- _What is needed_: Copy each line in which the string "Girar" occurs.

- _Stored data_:
┌──
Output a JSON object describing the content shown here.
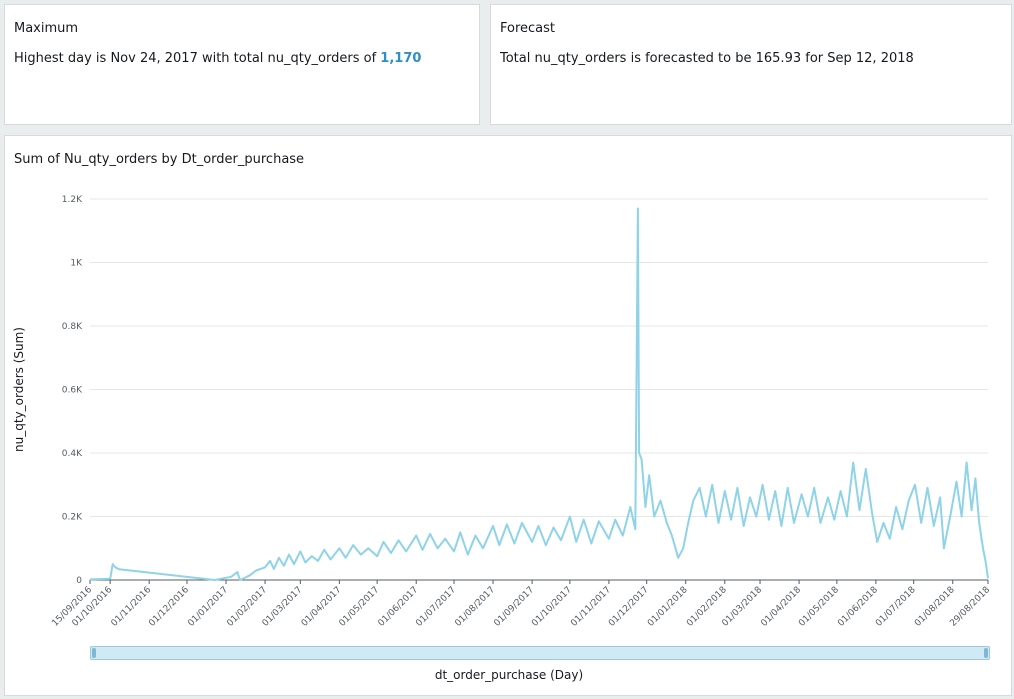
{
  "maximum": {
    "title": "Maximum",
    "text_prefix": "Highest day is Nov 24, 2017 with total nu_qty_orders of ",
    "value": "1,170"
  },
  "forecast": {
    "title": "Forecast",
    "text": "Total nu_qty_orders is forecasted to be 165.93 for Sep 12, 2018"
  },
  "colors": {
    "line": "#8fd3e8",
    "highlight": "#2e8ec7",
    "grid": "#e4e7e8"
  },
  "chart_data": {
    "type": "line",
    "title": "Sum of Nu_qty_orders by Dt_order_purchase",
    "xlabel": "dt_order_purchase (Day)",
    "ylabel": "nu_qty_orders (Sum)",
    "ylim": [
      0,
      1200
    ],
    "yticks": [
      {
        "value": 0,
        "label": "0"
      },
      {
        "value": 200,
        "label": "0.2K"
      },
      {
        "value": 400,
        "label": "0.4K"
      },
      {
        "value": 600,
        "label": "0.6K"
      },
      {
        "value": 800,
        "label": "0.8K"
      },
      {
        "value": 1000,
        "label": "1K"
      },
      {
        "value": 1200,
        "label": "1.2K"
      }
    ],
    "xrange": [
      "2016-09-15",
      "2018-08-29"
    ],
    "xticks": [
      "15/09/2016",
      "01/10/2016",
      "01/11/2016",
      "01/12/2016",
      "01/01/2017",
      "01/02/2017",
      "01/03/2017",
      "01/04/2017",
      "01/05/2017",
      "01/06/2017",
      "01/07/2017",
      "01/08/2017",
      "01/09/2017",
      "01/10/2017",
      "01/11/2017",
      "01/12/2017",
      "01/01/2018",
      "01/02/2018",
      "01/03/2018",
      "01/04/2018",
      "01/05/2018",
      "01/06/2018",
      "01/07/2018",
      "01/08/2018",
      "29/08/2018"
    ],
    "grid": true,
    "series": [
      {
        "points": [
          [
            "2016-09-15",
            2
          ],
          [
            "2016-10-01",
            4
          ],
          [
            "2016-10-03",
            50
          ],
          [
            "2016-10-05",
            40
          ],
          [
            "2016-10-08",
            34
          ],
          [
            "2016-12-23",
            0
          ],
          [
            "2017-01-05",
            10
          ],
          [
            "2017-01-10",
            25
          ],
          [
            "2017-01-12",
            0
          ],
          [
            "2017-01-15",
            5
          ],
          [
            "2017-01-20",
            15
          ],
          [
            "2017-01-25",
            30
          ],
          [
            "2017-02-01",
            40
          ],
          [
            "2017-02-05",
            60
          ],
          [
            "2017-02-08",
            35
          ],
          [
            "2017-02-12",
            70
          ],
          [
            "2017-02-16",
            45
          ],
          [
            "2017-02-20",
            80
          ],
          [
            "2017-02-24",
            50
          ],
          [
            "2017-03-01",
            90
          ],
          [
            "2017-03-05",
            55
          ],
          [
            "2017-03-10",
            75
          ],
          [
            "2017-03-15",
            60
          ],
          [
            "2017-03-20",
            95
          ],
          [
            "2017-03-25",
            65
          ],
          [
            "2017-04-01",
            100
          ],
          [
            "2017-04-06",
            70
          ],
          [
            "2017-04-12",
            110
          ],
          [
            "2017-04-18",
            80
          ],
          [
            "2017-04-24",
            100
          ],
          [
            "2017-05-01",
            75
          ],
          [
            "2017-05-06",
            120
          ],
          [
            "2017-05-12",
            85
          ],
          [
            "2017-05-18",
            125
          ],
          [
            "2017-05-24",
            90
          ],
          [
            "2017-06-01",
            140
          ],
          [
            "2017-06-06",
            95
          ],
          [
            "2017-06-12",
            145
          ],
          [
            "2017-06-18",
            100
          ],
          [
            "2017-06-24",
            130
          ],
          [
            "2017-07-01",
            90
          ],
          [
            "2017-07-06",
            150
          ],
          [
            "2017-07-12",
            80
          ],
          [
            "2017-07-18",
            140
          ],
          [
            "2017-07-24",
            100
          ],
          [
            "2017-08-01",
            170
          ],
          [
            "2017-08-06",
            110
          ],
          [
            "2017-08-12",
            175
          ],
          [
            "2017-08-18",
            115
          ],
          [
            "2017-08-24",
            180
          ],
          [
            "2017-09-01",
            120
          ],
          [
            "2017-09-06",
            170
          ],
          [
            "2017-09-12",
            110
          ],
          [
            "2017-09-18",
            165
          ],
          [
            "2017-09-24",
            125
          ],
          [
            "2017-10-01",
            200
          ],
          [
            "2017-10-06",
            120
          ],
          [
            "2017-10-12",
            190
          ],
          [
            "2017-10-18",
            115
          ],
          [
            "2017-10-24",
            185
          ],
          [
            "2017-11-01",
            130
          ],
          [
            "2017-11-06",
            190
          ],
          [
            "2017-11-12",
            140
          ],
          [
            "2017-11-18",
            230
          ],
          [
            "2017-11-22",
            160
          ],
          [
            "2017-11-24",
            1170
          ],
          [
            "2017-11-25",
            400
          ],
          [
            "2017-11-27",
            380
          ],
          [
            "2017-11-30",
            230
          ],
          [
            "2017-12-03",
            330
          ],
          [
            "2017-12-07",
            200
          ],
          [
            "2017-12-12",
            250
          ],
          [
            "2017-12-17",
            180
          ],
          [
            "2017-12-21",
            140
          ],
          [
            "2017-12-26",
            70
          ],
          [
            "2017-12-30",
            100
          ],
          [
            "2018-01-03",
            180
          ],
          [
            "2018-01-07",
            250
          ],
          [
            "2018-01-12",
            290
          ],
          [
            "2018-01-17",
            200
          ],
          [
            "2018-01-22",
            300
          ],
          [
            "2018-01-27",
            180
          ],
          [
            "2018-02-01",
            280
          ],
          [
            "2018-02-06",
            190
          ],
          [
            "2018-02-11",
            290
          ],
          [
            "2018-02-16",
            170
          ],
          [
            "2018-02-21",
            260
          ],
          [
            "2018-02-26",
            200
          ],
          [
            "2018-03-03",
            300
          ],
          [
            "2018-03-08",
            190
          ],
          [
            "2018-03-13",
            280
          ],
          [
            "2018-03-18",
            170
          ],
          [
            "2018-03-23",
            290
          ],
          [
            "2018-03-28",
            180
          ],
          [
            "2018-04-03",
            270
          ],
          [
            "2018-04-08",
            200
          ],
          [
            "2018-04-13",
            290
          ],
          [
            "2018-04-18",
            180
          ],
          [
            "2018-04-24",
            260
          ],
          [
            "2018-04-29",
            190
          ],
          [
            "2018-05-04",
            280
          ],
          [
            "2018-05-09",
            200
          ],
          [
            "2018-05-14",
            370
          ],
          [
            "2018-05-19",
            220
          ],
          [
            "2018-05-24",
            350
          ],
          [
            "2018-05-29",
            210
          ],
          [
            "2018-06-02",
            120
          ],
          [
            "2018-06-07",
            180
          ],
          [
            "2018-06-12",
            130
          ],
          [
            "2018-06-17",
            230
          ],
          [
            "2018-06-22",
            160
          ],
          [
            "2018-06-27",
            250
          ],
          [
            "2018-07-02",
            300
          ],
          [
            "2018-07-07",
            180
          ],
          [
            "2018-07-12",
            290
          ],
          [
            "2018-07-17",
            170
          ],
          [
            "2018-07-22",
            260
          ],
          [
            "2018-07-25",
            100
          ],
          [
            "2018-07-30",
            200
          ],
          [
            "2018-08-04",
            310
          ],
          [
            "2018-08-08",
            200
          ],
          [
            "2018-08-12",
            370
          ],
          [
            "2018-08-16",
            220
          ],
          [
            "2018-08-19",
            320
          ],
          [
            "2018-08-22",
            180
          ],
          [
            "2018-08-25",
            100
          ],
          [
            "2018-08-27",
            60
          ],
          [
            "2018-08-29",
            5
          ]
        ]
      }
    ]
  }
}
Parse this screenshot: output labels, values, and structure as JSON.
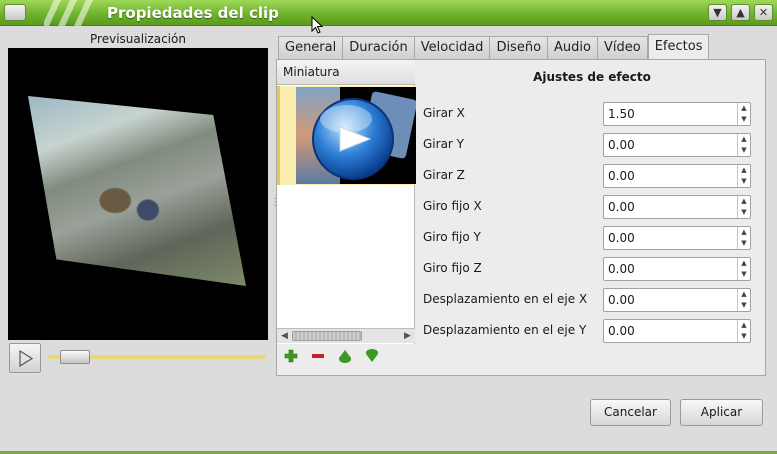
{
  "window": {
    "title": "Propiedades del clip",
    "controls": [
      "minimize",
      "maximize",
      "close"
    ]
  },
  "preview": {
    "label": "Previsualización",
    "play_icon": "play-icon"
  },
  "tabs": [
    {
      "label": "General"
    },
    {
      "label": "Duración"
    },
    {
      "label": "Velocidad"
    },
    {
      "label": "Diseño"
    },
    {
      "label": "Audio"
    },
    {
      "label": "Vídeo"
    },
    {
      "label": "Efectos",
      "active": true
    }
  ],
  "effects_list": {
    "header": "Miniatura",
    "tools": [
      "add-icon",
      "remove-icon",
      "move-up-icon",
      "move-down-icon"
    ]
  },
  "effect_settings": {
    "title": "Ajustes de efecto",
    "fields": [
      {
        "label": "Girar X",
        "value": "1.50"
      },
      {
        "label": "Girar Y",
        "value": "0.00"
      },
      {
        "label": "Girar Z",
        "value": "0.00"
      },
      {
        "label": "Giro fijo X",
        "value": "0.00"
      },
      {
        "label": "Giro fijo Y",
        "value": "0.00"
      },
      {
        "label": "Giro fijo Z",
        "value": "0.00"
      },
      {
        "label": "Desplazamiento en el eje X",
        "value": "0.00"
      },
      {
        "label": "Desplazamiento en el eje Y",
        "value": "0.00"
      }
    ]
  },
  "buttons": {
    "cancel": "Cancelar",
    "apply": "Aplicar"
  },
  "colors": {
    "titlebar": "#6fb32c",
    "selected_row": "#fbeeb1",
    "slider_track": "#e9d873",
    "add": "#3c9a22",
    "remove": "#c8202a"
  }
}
└──
- _Solution for this task_:
        "label": "Girar X",
        "label": "Girar Y",
        "label": "Girar Z",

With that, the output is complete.